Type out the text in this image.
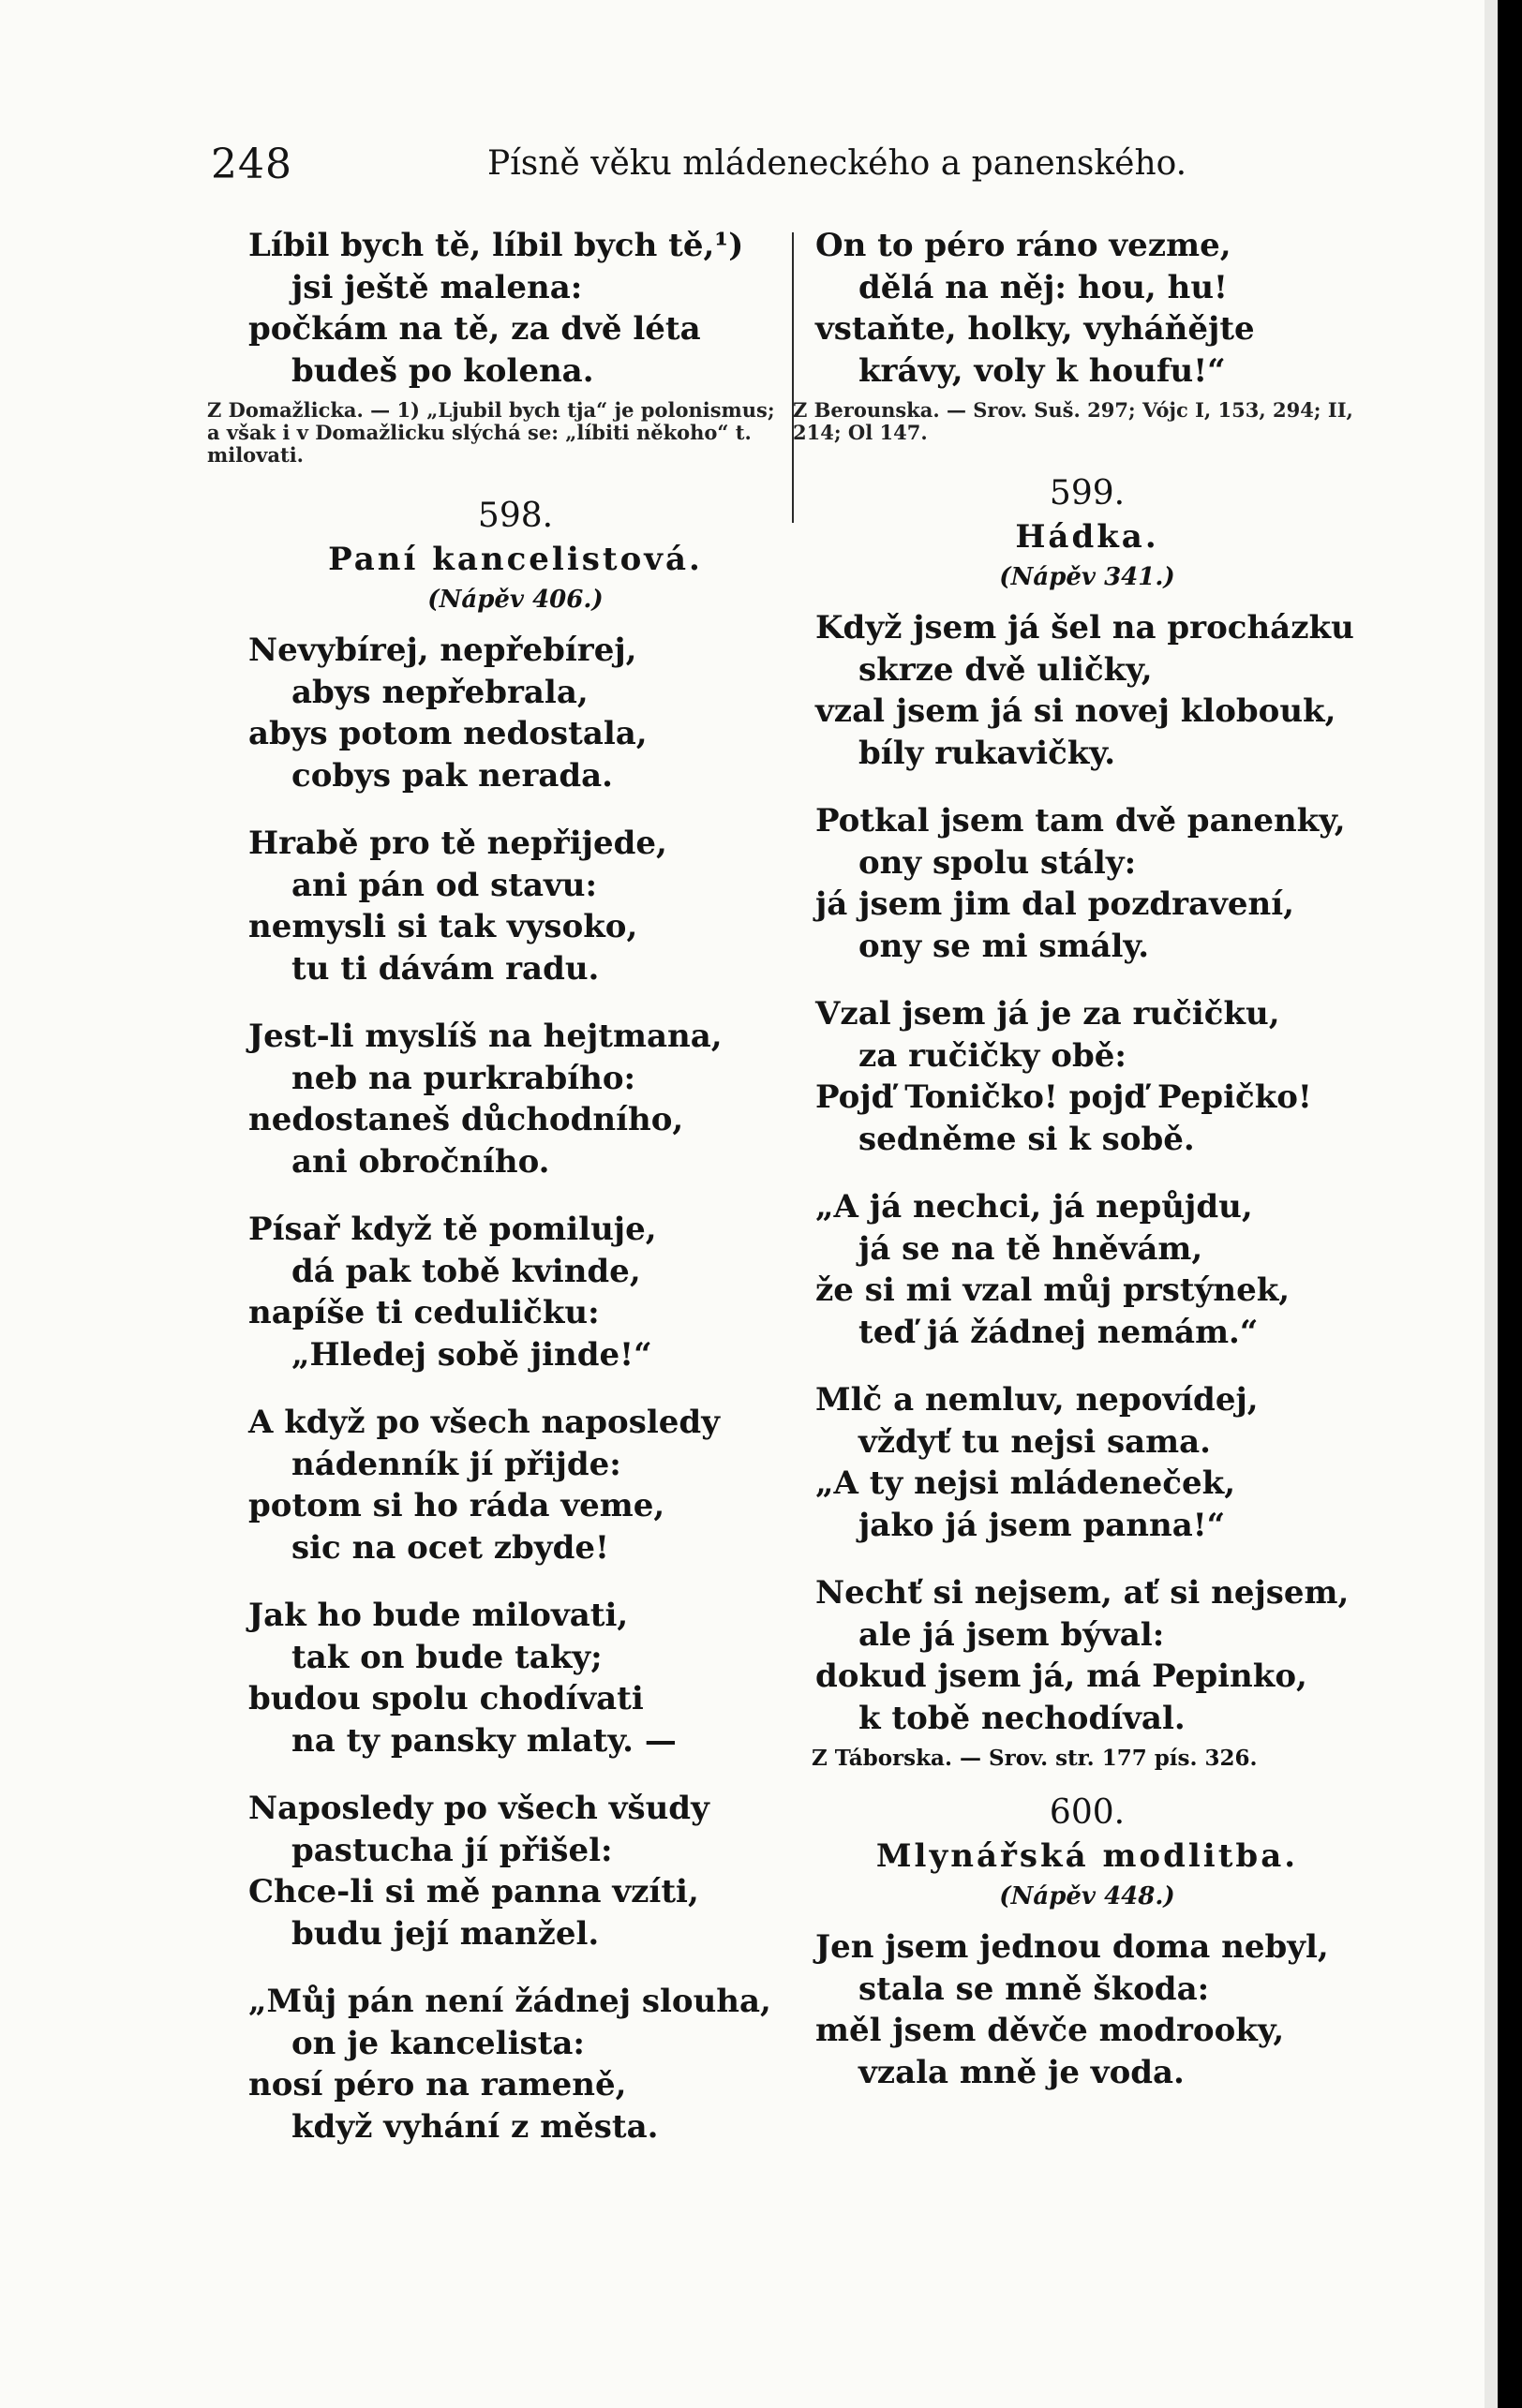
248	Písně věku mládeneckého a panenského.
Líbil bych tě, líbil bych tě,¹)
jsi ještě malena:
počkám na tě, za dvě léta
budeš po kolena.
Z Domažlicka. — 1) „Ljubil bych tja“ je polonismus; a však i v Domažlicku slýchá se: „líbiti někoho“ t. milovati.
598.
Paní kancelistová.
(Nápěv 406.)
Nevybírej, nepřebírej,
abys nepřebrala,
abys potom nedostala,
cobys pak nerada.
Hrabě pro tě nepřijede,
ani pán od stavu:
nemysli si tak vysoko,
tu ti dávám radu.
Jest-li myslíš na hejtmana,
neb na purkrabího:
nedostaneš důchodního,
ani obročního.
Písař když tě pomiluje,
dá pak tobě kvinde,
napíše ti ceduličku:
„Hledej sobě jinde!“
A když po všech naposledy
nádenník jí přijde:
potom si ho ráda veme,
sic na ocet zbyde!
Jak ho bude milovati,
tak on bude taky;
budou spolu chodívati
na ty pansky mlaty. —
Naposledy po všech všudy
pastucha jí přišel:
Chce-li si mě panna vzíti,
budu její manžel.
„Můj pán není žádnej slouha,
on je kancelista:
nosí péro na rameně,
když vyhání z města.
On to péro ráno vezme,
dělá na něj: hou, hu!
vstaňte, holky, vyháňějte
krávy, voly k houfu!“
Z Berounska. — Srov. Suš. 297; Vójc I, 153, 294; II, 214; Ol 147.
599.
Hádka.
(Nápěv 341.)
Když jsem já šel na procházku
skrze dvě uličky,
vzal jsem já si novej klobouk,
bíly rukavičky.
Potkal jsem tam dvě panenky,
ony spolu stály:
já jsem jim dal pozdravení,
ony se mi smály.
Vzal jsem já je za ručičku,
za ručičky obě:
Pojď Toničko! pojď Pepičko!
sedněme si k sobě.
„A já nechci, já nepůjdu,
já se na tě hněvám,
že si mi vzal můj prstýnek,
teď já žádnej nemám.“
Mlč a nemluv, nepovídej,
vždyť tu nejsi sama.
„A ty nejsi mládeneček,
jako já jsem panna!“
Nechť si nejsem, ať si nejsem,
ale já jsem býval:
dokud jsem já, má Pepinko,
k tobě nechodíval.
Z Táborska. — Srov. str. 177 pís. 326.
600.
Mlynářská modlitba.
(Nápěv 448.)
Jen jsem jednou doma nebyl,
stala se mně škoda:
měl jsem děvče modrooky,
vzala mně je voda.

════════

- [Written instruction]: Leave the pictures out and reproduce all of the records exactly.

- [Answer to the exercise]:
Type out the text in this image.
248	Písně věku mládeneckého a panenského.
Líbil bych tě, líbil bych tě,¹)
jsi ještě malena:
počkám na tě, za dvě léta
budeš po kolena.
Z Domažlicka. — 1) „Ljubil bych tja“ je polonismus; a však i v Domažlicku slýchá se: „líbiti někoho“ t. milovati.
598.
Paní kancelistová.
(Nápěv 406.)
Nevybírej, nepřebírej,
abys nepřebrala,
abys potom nedostala,
cobys pak nerada.
Hrabě pro tě nepřijede,
ani pán od stavu:
nemysli si tak vysoko,
tu ti dávám radu.
Jest-li myslíš na hejtmana,
neb na purkrabího:
nedostaneš důchodního,
ani obročního.
Písař když tě pomiluje,
dá pak tobě kvinde,
napíše ti ceduličku:
„Hledej sobě jinde!“
A když po všech naposledy
nádenník jí přijde:
potom si ho ráda veme,
sic na ocet zbyde!
Jak ho bude milovati,
tak on bude taky;
budou spolu chodívati
na ty pansky mlaty. —
Naposledy po všech všudy
pastucha jí přišel:
Chce-li si mě panna vzíti,
budu její manžel.
„Můj pán není žádnej slouha,
on je kancelista:
nosí péro na rameně,
když vyhání z města.
On to péro ráno vezme,
dělá na něj: hou, hu!
vstaňte, holky, vyháňějte
krávy, voly k houfu!“
Z Berounska. — Srov. Suš. 297; Vójc I, 153, 294; II, 214; Ol 147.
599.
Hádka.
(Nápěv 341.)
Když jsem já šel na procházku
skrze dvě uličky,
vzal jsem já si novej klobouk,
bíly rukavičky.
Potkal jsem tam dvě panenky,
ony spolu stály:
já jsem jim dal pozdravení,
ony se mi smály.
Vzal jsem já je za ručičku,
za ručičky obě:
Pojď Toničko! pojď Pepičko!
sedněme si k sobě.
„A já nechci, já nepůjdu,
já se na tě hněvám,
že si mi vzal můj prstýnek,
teď já žádnej nemám.“
Mlč a nemluv, nepovídej,
vždyť tu nejsi sama.
„A ty nejsi mládeneček,
jako já jsem panna!“
Nechť si nejsem, ať si nejsem,
ale já jsem býval:
dokud jsem já, má Pepinko,
k tobě nechodíval.
Z Táborska. — Srov. str. 177 pís. 326.
600.
Mlynářská modlitba.
(Nápěv 448.)
Jen jsem jednou doma nebyl,
stala se mně škoda:
měl jsem děvče modrooky,
vzala mně je voda.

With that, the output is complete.